▶ **Raw data**:
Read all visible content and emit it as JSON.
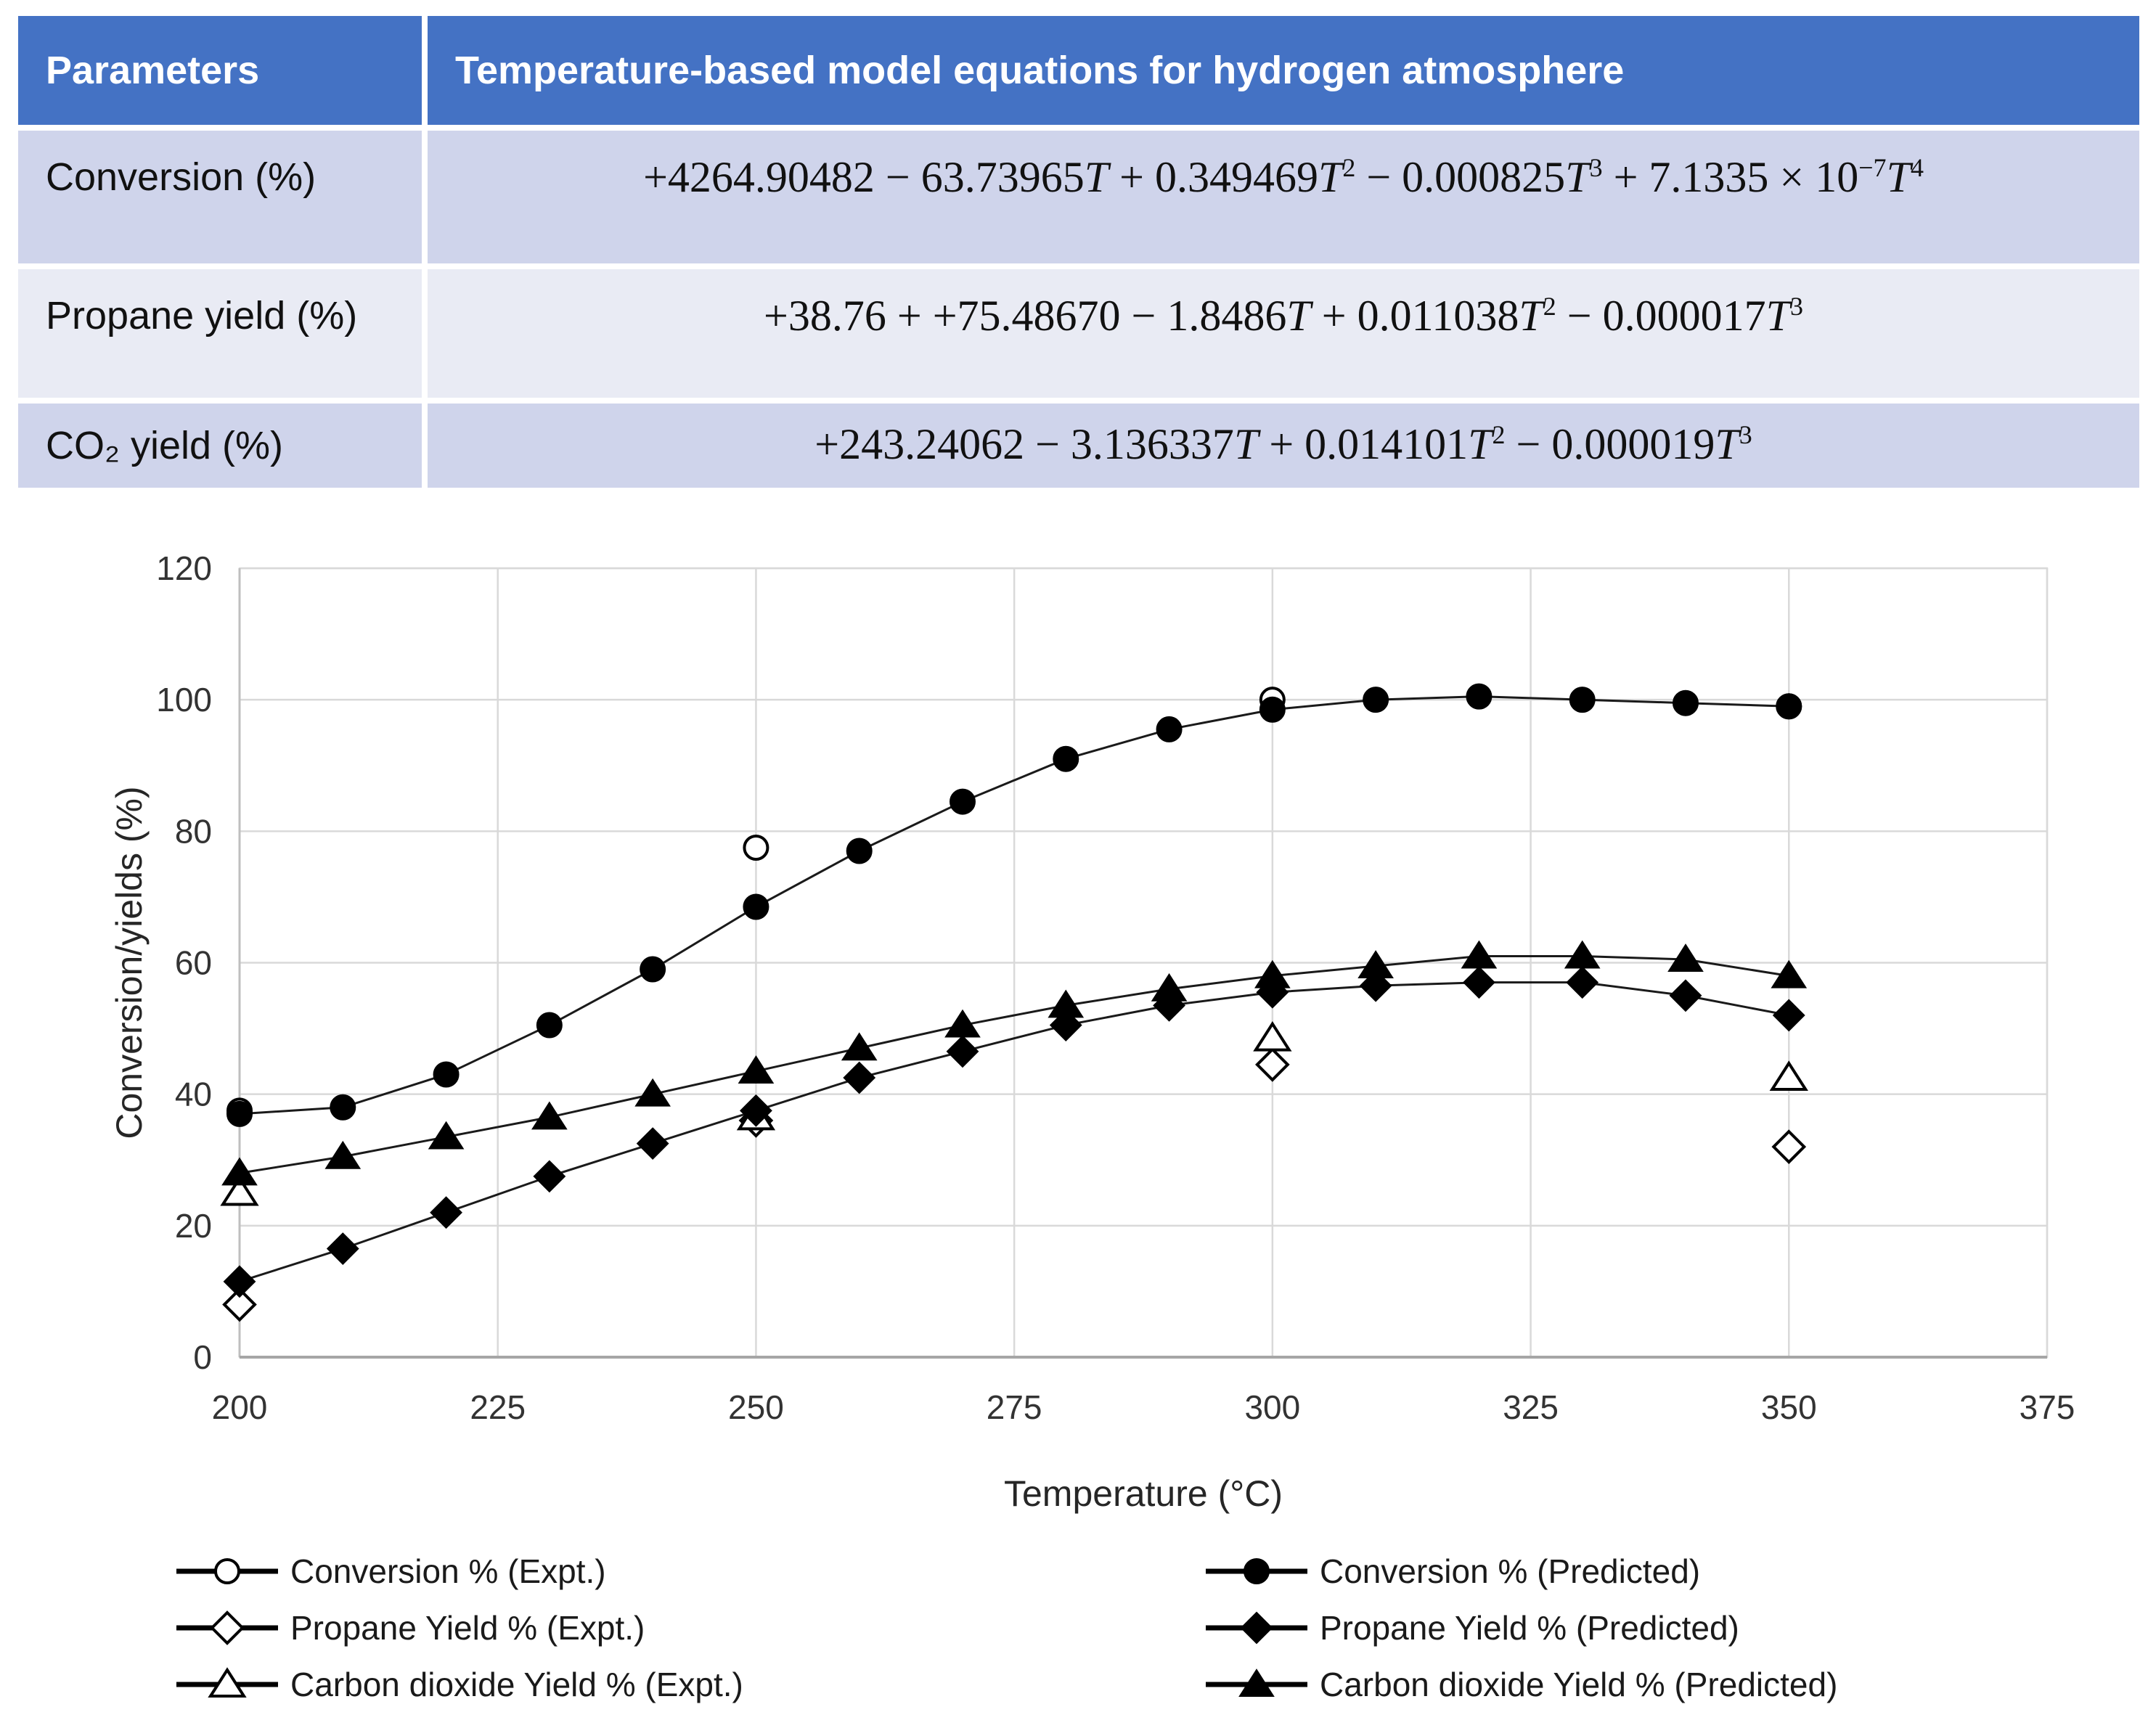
{
  "table": {
    "header": {
      "col1": "Parameters",
      "col2": "Temperature-based model equations for hydrogen atmosphere"
    },
    "rows": [
      {
        "param": "Conversion (%)",
        "equation": "+4264.90482 − 63.73965T + 0.349469T^2 − 0.000825T^3 + 7.1335 × 10^−7T^4"
      },
      {
        "param": "Propane yield (%)",
        "equation": "+38.76 + +75.48670 − 1.8486T + 0.011038T^2 − 0.000017T^3"
      },
      {
        "param": "CO₂ yield (%)",
        "equation": "+243.24062 − 3.136337T + 0.014101T^2 − 0.000019T^3"
      }
    ],
    "colors": {
      "header_bg": "#4472C4",
      "row_bg_odd": "#CFD4EB",
      "row_bg_even": "#E9EBF4"
    }
  },
  "chart_data": {
    "type": "line",
    "title": "",
    "xlabel": "Temperature (°C)",
    "ylabel": "Conversion/yields (%)",
    "xlim": [
      200,
      375
    ],
    "ylim": [
      0,
      120
    ],
    "xticks": [
      200,
      225,
      250,
      275,
      300,
      325,
      350,
      375
    ],
    "yticks": [
      0,
      20,
      40,
      60,
      80,
      100,
      120
    ],
    "grid": true,
    "legend_position": "bottom",
    "colors": {
      "series": "#1a1a1a",
      "grid": "#D9D9D9",
      "axis": "#A6A6A6",
      "tick_text": "#333333"
    },
    "series": [
      {
        "name": "Conversion % (Expt.)",
        "marker": "circle",
        "fill": "open",
        "line": false,
        "x": [
          200,
          250,
          300,
          350
        ],
        "values": [
          37.5,
          77.5,
          100,
          99
        ]
      },
      {
        "name": "Propane Yield % (Expt.)",
        "marker": "diamond",
        "fill": "open",
        "line": false,
        "x": [
          200,
          250,
          300,
          350
        ],
        "values": [
          8,
          36,
          44.5,
          32
        ]
      },
      {
        "name": "Carbon dioxide Yield % (Expt.)",
        "marker": "triangle",
        "fill": "open",
        "line": false,
        "x": [
          200,
          250,
          300,
          350
        ],
        "values": [
          25,
          36.5,
          48.5,
          42.5
        ]
      },
      {
        "name": "Conversion % (Predicted)",
        "marker": "circle",
        "fill": "solid",
        "line": true,
        "x": [
          200,
          210,
          220,
          230,
          240,
          250,
          260,
          270,
          280,
          290,
          300,
          310,
          320,
          330,
          340,
          350
        ],
        "values": [
          37,
          38,
          43,
          50.5,
          59,
          68.5,
          77,
          84.5,
          91,
          95.5,
          98.5,
          100,
          100.5,
          100,
          99.5,
          99
        ]
      },
      {
        "name": "Propane Yield % (Predicted)",
        "marker": "diamond",
        "fill": "solid",
        "line": true,
        "x": [
          200,
          210,
          220,
          230,
          240,
          250,
          260,
          270,
          280,
          290,
          300,
          310,
          320,
          330,
          340,
          350
        ],
        "values": [
          11.5,
          16.5,
          22,
          27.5,
          32.5,
          37.5,
          42.5,
          46.5,
          50.5,
          53.5,
          55.5,
          56.5,
          57,
          57,
          55,
          52
        ]
      },
      {
        "name": "Carbon dioxide Yield % (Predicted)",
        "marker": "triangle",
        "fill": "solid",
        "line": true,
        "x": [
          200,
          210,
          220,
          230,
          240,
          250,
          260,
          270,
          280,
          290,
          300,
          310,
          320,
          330,
          340,
          350
        ],
        "values": [
          28,
          30.5,
          33.5,
          36.5,
          40,
          43.5,
          47,
          50.5,
          53.5,
          56,
          58,
          59.5,
          61,
          61,
          60.5,
          58
        ]
      }
    ]
  }
}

▶ **Goal**:
Output an exact copy of the material, with the pictures removed.

▶ **Output for this exercise**:
Read all visible content and emit it as JSON.
{
  "table": {
    "header": {
      "col1": "Parameters",
      "col2": "Temperature-based model equations for hydrogen atmosphere"
    },
    "rows": [
      {
        "param": "Conversion (%)",
        "equation": "+4264.90482 − 63.73965T + 0.349469T^2 − 0.000825T^3 + 7.1335 × 10^−7T^4"
      },
      {
        "param": "Propane yield (%)",
        "equation": "+38.76 + +75.48670 − 1.8486T + 0.011038T^2 − 0.000017T^3"
      },
      {
        "param": "CO₂ yield (%)",
        "equation": "+243.24062 − 3.136337T + 0.014101T^2 − 0.000019T^3"
      }
    ],
    "colors": {
      "header_bg": "#4472C4",
      "row_bg_odd": "#CFD4EB",
      "row_bg_even": "#E9EBF4"
    }
  },
  "chart_data": {
    "type": "line",
    "title": "",
    "xlabel": "Temperature (°C)",
    "ylabel": "Conversion/yields (%)",
    "xlim": [
      200,
      375
    ],
    "ylim": [
      0,
      120
    ],
    "xticks": [
      200,
      225,
      250,
      275,
      300,
      325,
      350,
      375
    ],
    "yticks": [
      0,
      20,
      40,
      60,
      80,
      100,
      120
    ],
    "grid": true,
    "legend_position": "bottom",
    "colors": {
      "series": "#1a1a1a",
      "grid": "#D9D9D9",
      "axis": "#A6A6A6",
      "tick_text": "#333333"
    },
    "series": [
      {
        "name": "Conversion % (Expt.)",
        "marker": "circle",
        "fill": "open",
        "line": false,
        "x": [
          200,
          250,
          300,
          350
        ],
        "values": [
          37.5,
          77.5,
          100,
          99
        ]
      },
      {
        "name": "Propane Yield % (Expt.)",
        "marker": "diamond",
        "fill": "open",
        "line": false,
        "x": [
          200,
          250,
          300,
          350
        ],
        "values": [
          8,
          36,
          44.5,
          32
        ]
      },
      {
        "name": "Carbon dioxide Yield % (Expt.)",
        "marker": "triangle",
        "fill": "open",
        "line": false,
        "x": [
          200,
          250,
          300,
          350
        ],
        "values": [
          25,
          36.5,
          48.5,
          42.5
        ]
      },
      {
        "name": "Conversion % (Predicted)",
        "marker": "circle",
        "fill": "solid",
        "line": true,
        "x": [
          200,
          210,
          220,
          230,
          240,
          250,
          260,
          270,
          280,
          290,
          300,
          310,
          320,
          330,
          340,
          350
        ],
        "values": [
          37,
          38,
          43,
          50.5,
          59,
          68.5,
          77,
          84.5,
          91,
          95.5,
          98.5,
          100,
          100.5,
          100,
          99.5,
          99
        ]
      },
      {
        "name": "Propane Yield % (Predicted)",
        "marker": "diamond",
        "fill": "solid",
        "line": true,
        "x": [
          200,
          210,
          220,
          230,
          240,
          250,
          260,
          270,
          280,
          290,
          300,
          310,
          320,
          330,
          340,
          350
        ],
        "values": [
          11.5,
          16.5,
          22,
          27.5,
          32.5,
          37.5,
          42.5,
          46.5,
          50.5,
          53.5,
          55.5,
          56.5,
          57,
          57,
          55,
          52
        ]
      },
      {
        "name": "Carbon dioxide Yield % (Predicted)",
        "marker": "triangle",
        "fill": "solid",
        "line": true,
        "x": [
          200,
          210,
          220,
          230,
          240,
          250,
          260,
          270,
          280,
          290,
          300,
          310,
          320,
          330,
          340,
          350
        ],
        "values": [
          28,
          30.5,
          33.5,
          36.5,
          40,
          43.5,
          47,
          50.5,
          53.5,
          56,
          58,
          59.5,
          61,
          61,
          60.5,
          58
        ]
      }
    ]
  }
}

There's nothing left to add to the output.